▶ [DOCUMENT SECTION]:

========

Simple prompt: “A starry night in the desert”.

Analysis: Meta wins. While the Dall-E image is imaginative, it looks more like daytime than a “starry night”. The stars are almost entirely a depiction of what I assume is the Milky Way. Kudos to Dall-E for the cacti but the Meta image more closely represents what was requested in the prompt.

Medium complexity prompt: “A suburban high school during the day with a sign reading ‘Groveton High School’”

Analysis: Dall-E wins. Meta is unable to accurately incorporate the text into the image. Not only did Dall-E get the text right, but it also cleverly incorporated a large “G” next to the name in a manner one might expect at a high school.

Complex prompt: “A middle aged man on a sportfishing boat in a fishing chair fighting a wahoo which is jumping out of the water. The Sun is high and the water is deep blue and calm.”

========

▶ [PROVIDED INFORMATION]:
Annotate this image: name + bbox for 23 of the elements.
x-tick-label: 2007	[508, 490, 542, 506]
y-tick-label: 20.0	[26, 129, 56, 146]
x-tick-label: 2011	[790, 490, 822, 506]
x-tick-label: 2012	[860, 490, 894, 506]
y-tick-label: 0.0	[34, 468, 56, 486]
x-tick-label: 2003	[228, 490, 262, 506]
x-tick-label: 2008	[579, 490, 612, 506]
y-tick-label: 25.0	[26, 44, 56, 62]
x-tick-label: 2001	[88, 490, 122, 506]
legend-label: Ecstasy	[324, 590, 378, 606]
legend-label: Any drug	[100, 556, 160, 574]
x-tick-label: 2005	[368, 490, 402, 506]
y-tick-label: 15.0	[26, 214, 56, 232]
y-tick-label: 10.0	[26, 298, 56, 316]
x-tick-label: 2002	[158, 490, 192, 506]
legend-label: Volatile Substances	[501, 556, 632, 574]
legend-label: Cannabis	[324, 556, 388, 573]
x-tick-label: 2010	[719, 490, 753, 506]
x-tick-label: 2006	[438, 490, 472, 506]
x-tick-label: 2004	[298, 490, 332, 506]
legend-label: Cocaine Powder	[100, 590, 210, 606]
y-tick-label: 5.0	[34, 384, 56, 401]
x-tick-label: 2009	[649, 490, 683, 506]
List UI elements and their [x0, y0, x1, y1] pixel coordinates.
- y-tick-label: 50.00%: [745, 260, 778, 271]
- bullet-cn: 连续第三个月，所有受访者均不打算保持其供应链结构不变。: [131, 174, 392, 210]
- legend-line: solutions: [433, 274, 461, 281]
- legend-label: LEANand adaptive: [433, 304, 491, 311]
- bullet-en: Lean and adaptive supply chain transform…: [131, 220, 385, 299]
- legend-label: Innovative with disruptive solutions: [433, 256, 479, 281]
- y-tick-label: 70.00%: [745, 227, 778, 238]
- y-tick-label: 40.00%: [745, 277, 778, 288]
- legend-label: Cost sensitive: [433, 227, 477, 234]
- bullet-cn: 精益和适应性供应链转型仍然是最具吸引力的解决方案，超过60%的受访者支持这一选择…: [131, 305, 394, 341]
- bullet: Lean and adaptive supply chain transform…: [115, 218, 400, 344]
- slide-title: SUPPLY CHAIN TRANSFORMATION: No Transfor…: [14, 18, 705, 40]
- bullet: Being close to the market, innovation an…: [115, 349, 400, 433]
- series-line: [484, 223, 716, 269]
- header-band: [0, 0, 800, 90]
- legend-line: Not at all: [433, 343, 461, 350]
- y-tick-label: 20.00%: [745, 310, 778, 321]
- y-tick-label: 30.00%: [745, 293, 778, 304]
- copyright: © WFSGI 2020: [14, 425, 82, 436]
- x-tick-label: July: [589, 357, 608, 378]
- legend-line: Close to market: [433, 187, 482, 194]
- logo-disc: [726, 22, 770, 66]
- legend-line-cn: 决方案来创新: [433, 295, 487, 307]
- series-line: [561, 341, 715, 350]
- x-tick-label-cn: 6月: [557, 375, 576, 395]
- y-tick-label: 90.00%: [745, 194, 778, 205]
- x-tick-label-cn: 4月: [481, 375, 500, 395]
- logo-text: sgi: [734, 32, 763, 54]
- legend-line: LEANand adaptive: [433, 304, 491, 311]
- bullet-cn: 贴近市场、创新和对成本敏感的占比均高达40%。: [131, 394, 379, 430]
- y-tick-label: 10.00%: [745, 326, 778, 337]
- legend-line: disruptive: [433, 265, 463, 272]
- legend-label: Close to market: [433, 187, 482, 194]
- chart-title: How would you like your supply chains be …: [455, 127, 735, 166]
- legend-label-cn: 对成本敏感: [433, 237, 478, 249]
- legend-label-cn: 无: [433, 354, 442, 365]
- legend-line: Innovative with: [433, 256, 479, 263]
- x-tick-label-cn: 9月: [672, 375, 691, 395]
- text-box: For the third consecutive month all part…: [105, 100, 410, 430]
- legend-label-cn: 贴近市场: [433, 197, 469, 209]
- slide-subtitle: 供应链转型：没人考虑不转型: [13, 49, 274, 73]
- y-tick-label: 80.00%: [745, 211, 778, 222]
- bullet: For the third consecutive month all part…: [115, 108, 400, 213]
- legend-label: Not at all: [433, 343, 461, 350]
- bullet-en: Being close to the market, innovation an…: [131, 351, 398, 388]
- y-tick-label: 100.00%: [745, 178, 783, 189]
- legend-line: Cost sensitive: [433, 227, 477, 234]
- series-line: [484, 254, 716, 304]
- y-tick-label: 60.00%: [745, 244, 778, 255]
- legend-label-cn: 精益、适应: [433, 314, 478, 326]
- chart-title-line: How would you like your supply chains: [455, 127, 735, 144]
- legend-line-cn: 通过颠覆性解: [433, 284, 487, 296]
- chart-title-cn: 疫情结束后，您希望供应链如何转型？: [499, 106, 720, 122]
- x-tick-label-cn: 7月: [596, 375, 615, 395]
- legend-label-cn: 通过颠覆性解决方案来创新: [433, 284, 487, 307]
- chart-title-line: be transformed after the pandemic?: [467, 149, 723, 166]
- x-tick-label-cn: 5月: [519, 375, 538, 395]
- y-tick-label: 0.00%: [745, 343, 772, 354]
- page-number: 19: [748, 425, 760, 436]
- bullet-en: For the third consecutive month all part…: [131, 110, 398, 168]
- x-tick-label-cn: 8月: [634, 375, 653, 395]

========

▶ [CHALLENGES]:
A. In three sentences, summarize the Meta and Dall-E image comparison.
B. Write the next part of the Meta and Dall-E image comparison, picking up after its final sentence.

▶ [ANSWERS FOR THE TASKS]:
A. For the simple prompt of a starry night in the desert, Meta wins because the Dall-E image looks more like daytime, though Dall-E gets credit for its cacti. For the medium complexity prompt of a suburban high school with a "Groveton High School" sign, Dall-E wins because Meta cannot accurately incorporate the text, while Dall-E gets the text right and adds a large "G" next to the name. The complex prompt asks for a middle-aged man in a fishing chair on a sportfishing boat, fighting a wahoo jumping out of deep blue, calm water under a high Sun.

B.
Analysis: Both images have significant problems but Dall-E wins. In both cases, the fish is both misplaced and not a wahoo. However, Dall-E has a better representation of the boat and the fisherman. The man isn’t sitting in the Meta version but the fish is more similar to a wahoo than in the Dall-E image.

The Bottom Line

while Ai-based image generation has made great strides, it remains difficult and time consuming to get an accurate image based on a prompt. However, Dall-E was incapable of properly including text with a generated image a month ago and seems quite accurate now. Expect more rapid improvements.